**Quoted text:**
========
Itinerary Help - Calgary/Banff/Yoho/Jasper
I will be traveling with my husband and two kids (daughter - 12 horse lover and son - 10 bird lover) from July 21-29. I would appreciate any suggestions to our planned itinerary. The kids are seasoned travelers who love nature, can entertain themselves during longer drives, and will happily hike up to 2 hours. As long as they get some "down" time each day (running around or swimming), they are wonderful travelers. We know it is a busy time of year, but we would like to have some time away from the crowds as well. Suggestions?

1 – Calgary
2 – Banff/LL
3 – Banff/LL
4 – Banff/LL
5 – Banff/LL
6 – Jasper
7 – Jasper
8 – Calgary
9 – Fly Home

1 – Arrive in Calgary 5:22 pm. Stay in Calgary (Drumheller?).
2- Drive to Drumheller. Tour Royal Tyrell. Drive to Banff/LL area via Beiseker/Airdrie/Cochrane/Canmore. Stay in Banff/LL area.
3 – See Moraine Lake & Lake Louise (Canoe & Hike). Stay in Banff/LL area.
4 – Tour Yoho. See Spiral Tunnel, Takakkaw Falls, Natural Bridge, Emerald Lake, Radium Hot Springs, Return through Kootenay. Stay in Banff/LL area.
5 – Horse Ride (or Raft Trip). Stay in Banff/LL area.
6 – Drive Icefield Parkway and see sites. Stay in Jasper.
7 – Sightsee in Jasper. Mount Edith Cavell & Glacier Hike. Maligne Canyon. Maligne Lake. Stay in Jasper.
8 – Drive to Calgary stopping as desired. Maybe stop by Spruce Meadow or Calgary Zoo for a brief afternoon visit. Stay in Calgary.
9 – Fly home 10:45 am.


Judy_in_Calgary Apr 24th, 2007 09:54 AM

Your itinerary looks just about perfect, Carol_SD.

I don’t know how long a flight you will have had to reach Calgary, and how tired you’ll be when you land on July 21st. You also have to take into consideration the hour or so that it takes to get through Canadian immigration and customs at Calgary Airport.

If you felt it was feasible to do so (but I realize this may be pushing it), it would be ideal to spend that night in Drumheller. The reason I say that is that the Royal Tyrrell Museum unfortunately gets very full on summer weekends. It gets full enough that it does detract from the experience, in my opinion.

A way of getting around that is to visit the museum right when the doors open at 9.00 a.m. or else to postpone your visit till the evening, between 6.00 p.m. and 9.00 p.m. Those are the less busy times.

If you were able to get to Drumheller on the evening of July 21st, you could be at the museum when its doors opened on July 22nd.

Another approach would be to spend the night of the 21st in the northeast quadrant of Calgary. That is the quadrant in which the airport is located. You also would be well placed to start your journey towards Drumheller, which is to the northeast of Calgary, the next morning.
========
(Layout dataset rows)
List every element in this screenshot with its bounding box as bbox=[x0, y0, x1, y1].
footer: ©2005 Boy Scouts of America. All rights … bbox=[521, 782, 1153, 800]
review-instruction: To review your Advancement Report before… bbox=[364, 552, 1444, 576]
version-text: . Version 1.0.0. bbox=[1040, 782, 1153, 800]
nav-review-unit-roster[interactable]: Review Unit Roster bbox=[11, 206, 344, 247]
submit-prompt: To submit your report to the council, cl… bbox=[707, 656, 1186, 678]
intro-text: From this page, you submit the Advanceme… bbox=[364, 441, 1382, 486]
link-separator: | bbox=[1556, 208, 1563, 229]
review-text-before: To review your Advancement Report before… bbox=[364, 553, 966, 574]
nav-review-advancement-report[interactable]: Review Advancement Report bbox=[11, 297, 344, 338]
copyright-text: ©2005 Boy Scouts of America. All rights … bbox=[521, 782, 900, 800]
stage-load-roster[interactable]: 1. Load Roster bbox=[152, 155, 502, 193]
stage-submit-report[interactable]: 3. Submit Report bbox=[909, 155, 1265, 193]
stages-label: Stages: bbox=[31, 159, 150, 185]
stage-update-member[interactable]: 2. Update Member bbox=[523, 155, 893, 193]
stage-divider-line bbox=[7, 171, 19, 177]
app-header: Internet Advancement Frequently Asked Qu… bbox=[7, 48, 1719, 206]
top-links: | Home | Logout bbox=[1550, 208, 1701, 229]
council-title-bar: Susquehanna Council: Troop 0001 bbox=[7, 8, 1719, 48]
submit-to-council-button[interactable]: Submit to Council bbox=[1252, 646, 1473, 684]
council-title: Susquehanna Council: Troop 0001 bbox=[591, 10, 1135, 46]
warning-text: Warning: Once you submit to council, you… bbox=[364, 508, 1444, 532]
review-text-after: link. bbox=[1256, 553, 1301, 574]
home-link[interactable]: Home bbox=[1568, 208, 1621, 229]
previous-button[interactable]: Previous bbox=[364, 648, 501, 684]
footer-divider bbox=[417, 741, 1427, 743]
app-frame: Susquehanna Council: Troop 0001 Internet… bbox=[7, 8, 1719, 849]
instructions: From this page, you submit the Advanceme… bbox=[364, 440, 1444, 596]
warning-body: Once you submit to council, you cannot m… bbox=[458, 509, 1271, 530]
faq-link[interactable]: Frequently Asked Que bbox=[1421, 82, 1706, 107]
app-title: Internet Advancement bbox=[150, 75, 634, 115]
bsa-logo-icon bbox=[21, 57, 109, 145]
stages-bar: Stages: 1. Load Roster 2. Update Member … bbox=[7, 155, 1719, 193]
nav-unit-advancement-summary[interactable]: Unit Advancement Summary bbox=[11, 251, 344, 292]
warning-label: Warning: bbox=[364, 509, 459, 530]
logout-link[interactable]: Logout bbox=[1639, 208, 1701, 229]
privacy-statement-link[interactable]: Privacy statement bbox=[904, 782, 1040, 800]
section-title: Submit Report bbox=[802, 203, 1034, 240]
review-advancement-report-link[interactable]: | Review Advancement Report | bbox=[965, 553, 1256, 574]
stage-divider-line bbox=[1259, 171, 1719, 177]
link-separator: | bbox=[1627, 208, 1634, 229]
========
**Written task:**
Can you copy, word for word, the stretch of the Rockies itinerary thread from "If you felt" through "in my opinion."?

**Solution to this task:**
If you felt it was feasible to do so (but I realize this may be pushing it), it would be ideal to spend that night in Drumheller. The reason I say that is that the Royal Tyrrell Museum unfortunately gets very full on summer weekends. It gets full enough that it does detract from the experience, in my opinion.